## Aim of the exercise:
Only the number is wanted: tally the lines below that contain the word "title".

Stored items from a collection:
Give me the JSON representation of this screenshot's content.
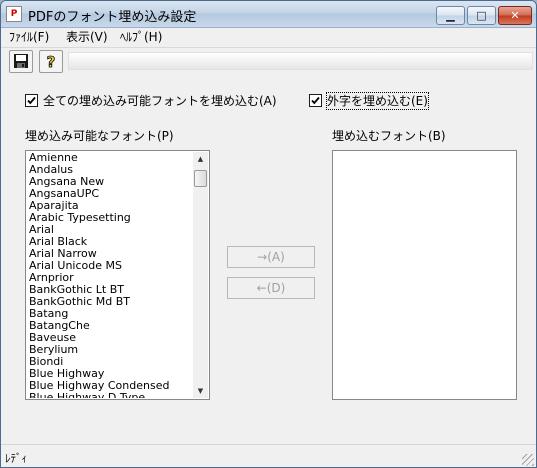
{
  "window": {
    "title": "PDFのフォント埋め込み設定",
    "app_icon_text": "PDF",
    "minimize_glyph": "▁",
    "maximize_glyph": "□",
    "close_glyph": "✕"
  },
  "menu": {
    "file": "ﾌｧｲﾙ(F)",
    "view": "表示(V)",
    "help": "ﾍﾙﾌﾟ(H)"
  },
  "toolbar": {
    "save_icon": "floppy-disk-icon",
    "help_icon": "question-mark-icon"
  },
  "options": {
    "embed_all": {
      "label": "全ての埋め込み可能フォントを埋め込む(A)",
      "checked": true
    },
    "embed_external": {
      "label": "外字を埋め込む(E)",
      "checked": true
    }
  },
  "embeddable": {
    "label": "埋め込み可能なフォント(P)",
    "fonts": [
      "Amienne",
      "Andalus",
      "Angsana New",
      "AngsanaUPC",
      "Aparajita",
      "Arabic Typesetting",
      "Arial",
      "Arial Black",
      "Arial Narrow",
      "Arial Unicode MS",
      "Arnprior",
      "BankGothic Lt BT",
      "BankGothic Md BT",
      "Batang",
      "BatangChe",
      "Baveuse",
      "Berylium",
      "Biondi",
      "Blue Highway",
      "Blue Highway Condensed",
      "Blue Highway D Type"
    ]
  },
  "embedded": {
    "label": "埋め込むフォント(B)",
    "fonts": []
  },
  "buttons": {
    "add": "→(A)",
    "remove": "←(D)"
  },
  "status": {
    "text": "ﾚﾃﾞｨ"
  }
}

---

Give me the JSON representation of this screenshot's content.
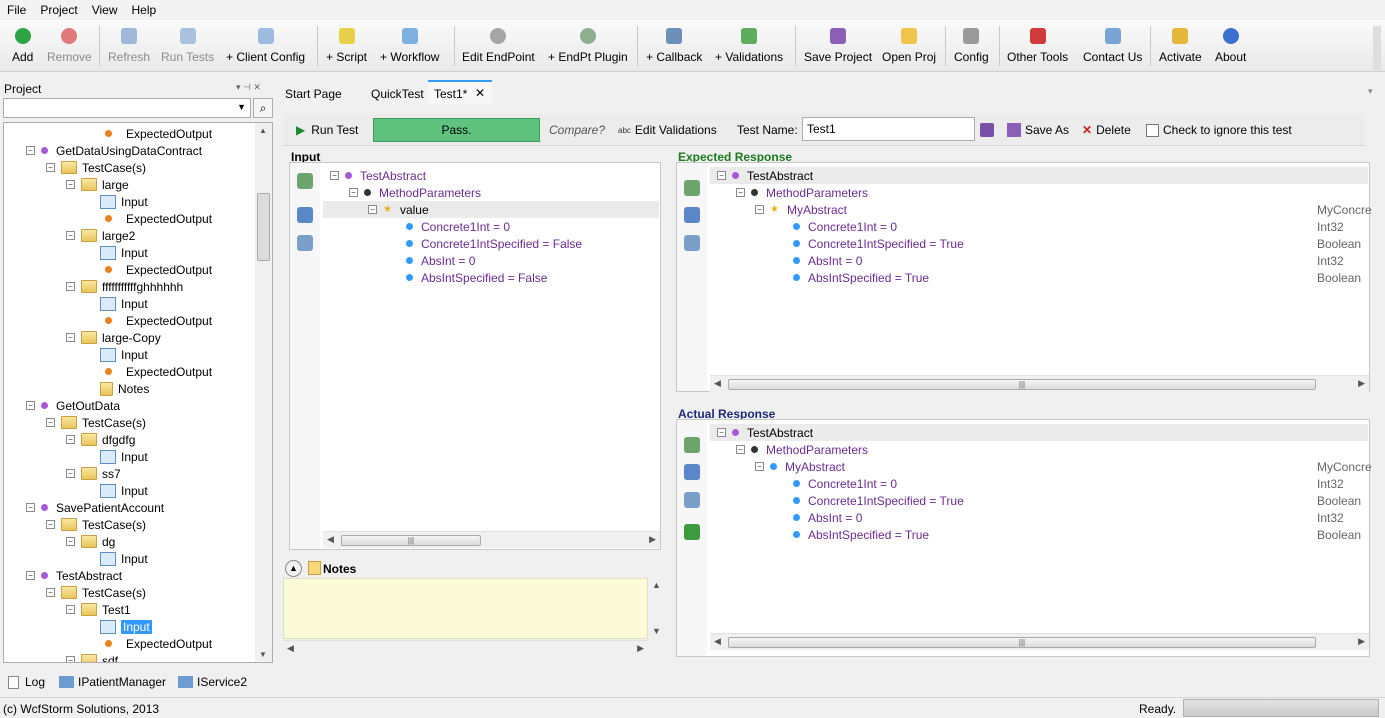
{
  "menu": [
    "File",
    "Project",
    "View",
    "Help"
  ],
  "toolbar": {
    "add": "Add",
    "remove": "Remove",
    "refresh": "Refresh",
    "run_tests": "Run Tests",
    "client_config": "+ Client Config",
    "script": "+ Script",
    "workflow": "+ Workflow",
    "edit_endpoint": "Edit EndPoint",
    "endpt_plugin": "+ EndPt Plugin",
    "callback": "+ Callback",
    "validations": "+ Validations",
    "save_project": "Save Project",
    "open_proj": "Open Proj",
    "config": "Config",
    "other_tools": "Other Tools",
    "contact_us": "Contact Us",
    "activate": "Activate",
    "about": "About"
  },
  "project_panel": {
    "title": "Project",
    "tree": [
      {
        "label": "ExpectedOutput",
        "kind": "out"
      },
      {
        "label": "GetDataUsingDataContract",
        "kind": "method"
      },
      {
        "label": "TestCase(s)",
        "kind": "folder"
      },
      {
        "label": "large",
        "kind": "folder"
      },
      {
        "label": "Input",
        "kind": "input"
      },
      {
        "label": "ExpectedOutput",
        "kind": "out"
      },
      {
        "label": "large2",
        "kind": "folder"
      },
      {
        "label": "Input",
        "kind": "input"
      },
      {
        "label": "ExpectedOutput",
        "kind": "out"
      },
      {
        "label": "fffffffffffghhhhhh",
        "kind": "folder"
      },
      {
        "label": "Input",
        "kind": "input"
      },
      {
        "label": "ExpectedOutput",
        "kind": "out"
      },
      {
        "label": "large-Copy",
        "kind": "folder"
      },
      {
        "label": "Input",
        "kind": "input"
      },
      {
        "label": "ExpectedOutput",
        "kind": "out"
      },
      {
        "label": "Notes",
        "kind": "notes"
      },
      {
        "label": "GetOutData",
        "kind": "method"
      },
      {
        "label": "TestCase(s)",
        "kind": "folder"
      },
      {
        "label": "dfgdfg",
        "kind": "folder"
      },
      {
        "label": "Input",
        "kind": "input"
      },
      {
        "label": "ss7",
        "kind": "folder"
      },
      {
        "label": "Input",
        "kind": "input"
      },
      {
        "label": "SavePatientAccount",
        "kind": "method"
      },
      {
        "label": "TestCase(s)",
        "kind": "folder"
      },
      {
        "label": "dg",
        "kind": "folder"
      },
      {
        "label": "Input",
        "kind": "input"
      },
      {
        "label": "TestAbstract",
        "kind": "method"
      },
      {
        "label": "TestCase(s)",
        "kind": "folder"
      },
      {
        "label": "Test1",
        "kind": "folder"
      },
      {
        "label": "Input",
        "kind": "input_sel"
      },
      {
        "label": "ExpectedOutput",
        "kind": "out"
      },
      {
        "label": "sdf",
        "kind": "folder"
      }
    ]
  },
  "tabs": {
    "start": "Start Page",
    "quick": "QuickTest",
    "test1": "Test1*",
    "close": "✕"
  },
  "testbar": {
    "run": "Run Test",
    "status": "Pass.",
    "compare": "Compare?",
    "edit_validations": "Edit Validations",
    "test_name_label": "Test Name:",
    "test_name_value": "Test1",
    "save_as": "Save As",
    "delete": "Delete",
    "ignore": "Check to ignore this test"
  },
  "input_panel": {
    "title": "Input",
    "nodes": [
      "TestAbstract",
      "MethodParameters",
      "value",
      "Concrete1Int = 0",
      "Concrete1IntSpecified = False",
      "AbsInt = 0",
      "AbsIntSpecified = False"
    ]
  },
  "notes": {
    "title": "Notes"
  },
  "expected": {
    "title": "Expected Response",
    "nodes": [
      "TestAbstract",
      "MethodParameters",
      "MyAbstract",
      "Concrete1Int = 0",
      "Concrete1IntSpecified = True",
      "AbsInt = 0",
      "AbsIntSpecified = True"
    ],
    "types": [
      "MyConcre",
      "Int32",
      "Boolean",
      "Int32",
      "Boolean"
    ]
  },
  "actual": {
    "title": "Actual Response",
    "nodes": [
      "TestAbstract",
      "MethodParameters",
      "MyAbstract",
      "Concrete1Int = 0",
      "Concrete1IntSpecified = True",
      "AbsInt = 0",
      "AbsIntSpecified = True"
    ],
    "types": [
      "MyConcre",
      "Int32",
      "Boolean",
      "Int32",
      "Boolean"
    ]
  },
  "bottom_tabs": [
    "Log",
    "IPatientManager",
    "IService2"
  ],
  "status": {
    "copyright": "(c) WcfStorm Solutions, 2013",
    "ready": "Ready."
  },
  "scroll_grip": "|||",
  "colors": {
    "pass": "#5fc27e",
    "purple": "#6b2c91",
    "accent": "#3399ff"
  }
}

## Result for this task:
6